[Excerpted passage]
◇ ◇ ◇ ◇
We should've probably started with the fact that I despise security policies based on provenance, chains of trust, public key infrastructure, and third parties. This kind of "security" feels extremely fragile and unnecessarily centralized. We somehow live with how SSH identifies servers by their keys, with no third-party verification, and consider that an okay level of security. Why can't we use the same approach for TLS and for executable signatures? What's so fundamentally different that third parties are required in these cases?


SSH doesn’t rely on PKI. Using SSH certificates is a password replacement for accessing remote services. While it is a kind of identity verification, its purpose is not the same an application signing.

Self signing is open to too much abuse. The whole point of signing is that the provenance can be verified (yes, checksums are a thing) and that the signing can be revoked should something bad happen. Notarising code is the process of a third party verifying your identity. So rather than saying, “hey, you can trust me”, you are asking a third party to vet and prove that you are trustworthy. If you can’t see the value in that for all parties - including the most important party, your customers - then that’s up to you. No sane SOC will allow unsigned or self-signed binaries. Consumers with the slightest bit of savvy will not run unsigned or self-signed binaries, and OS vendors need to take care of the rest. Thinking of the Confidentiality, Integrity and Availability triad, your solution is unworkable.
◇ ◇ ◇ ◇
[Material supplied]
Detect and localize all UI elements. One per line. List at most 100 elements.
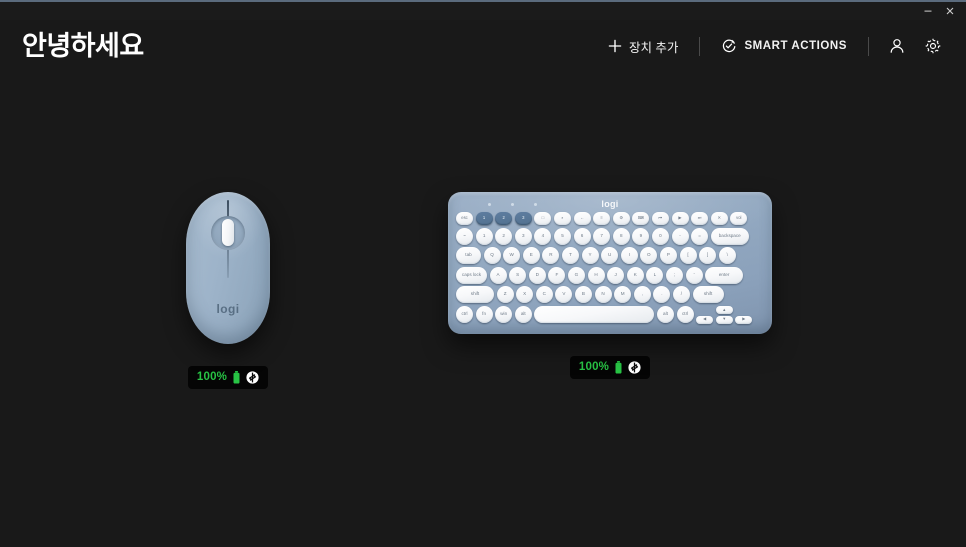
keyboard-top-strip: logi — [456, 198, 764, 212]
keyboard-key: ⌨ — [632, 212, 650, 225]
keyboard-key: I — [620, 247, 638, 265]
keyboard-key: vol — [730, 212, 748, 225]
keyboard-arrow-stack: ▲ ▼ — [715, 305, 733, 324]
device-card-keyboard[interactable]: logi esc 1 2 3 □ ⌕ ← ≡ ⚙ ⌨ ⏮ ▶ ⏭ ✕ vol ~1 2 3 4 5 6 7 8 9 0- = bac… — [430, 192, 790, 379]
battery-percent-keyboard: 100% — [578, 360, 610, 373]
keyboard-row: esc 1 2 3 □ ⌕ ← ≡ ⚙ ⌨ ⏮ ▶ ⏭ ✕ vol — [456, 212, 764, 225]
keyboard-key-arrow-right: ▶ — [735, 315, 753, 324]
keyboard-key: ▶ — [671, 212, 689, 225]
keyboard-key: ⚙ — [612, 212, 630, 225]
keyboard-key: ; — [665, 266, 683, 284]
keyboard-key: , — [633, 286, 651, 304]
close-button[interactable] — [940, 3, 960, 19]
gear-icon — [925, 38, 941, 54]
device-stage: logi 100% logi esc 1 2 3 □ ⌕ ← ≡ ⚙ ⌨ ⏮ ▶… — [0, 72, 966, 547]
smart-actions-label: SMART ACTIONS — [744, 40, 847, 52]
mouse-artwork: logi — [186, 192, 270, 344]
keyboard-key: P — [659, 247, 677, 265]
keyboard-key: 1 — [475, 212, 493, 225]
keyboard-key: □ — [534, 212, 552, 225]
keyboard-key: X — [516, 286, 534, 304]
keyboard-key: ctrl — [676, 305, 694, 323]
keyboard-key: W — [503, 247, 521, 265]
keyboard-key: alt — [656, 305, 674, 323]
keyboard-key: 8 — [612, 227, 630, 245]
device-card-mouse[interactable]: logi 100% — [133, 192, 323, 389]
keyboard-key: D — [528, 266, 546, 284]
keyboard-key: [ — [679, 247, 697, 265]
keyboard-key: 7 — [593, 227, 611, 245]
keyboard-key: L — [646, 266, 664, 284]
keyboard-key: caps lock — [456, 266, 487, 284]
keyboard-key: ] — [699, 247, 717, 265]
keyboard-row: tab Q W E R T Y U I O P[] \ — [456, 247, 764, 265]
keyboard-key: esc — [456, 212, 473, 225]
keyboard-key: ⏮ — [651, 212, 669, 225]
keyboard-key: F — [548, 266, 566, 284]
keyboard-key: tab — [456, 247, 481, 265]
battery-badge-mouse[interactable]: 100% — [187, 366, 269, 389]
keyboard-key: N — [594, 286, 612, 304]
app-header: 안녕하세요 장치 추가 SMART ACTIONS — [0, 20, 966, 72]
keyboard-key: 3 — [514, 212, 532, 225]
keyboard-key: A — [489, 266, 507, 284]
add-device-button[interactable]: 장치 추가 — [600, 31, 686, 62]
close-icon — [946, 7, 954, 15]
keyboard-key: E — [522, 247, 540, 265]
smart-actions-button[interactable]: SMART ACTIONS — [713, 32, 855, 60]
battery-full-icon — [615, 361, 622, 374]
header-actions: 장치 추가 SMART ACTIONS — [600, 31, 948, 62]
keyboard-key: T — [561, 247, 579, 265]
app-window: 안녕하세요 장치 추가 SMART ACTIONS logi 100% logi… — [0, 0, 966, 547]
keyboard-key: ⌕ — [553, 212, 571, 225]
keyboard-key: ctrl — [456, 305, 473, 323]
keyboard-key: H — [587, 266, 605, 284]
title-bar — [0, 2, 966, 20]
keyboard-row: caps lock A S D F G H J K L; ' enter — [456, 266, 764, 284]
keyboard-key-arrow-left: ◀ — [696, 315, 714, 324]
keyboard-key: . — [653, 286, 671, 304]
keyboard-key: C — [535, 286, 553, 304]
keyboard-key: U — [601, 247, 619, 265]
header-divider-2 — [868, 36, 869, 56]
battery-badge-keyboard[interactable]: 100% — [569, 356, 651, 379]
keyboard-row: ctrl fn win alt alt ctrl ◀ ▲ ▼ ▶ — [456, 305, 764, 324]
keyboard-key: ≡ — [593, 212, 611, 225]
◇ ◇ ◇ ◇
[Written exercise] Reproduce the passage above about code signing and third-party trust in full, word for word.

[Task answer]
We should've probably started with the fact that I despise security policies based on provenance, chains of trust, public key infrastructure, and third parties. This kind of "security" feels extremely fragile and unnecessarily centralized. We somehow live with how SSH identifies servers by their keys, with no third-party verification, and consider that an okay level of security. Why can't we use the same approach for TLS and for executable signatures? What's so fundamentally different that third parties are required in these cases?


SSH doesn’t rely on PKI. Using SSH certificates is a password replacement for accessing remote services. While it is a kind of identity verification, its purpose is not the same an application signing.

Self signing is open to too much abuse. The whole point of signing is that the provenance can be verified (yes, checksums are a thing) and that the signing can be revoked should something bad happen. Notarising code is the process of a third party verifying your identity. So rather than saying, “hey, you can trust me”, you are asking a third party to vet and prove that you are trustworthy. If you can’t see the value in that for all parties - including the most important party, your customers - then that’s up to you. No sane SOC will allow unsigned or self-signed binaries. Consumers with the slightest bit of savvy will not run unsigned or self-signed binaries, and OS vendors need to take care of the rest. Thinking of the Confidentiality, Integrity and Availability triad, your solution is unworkable.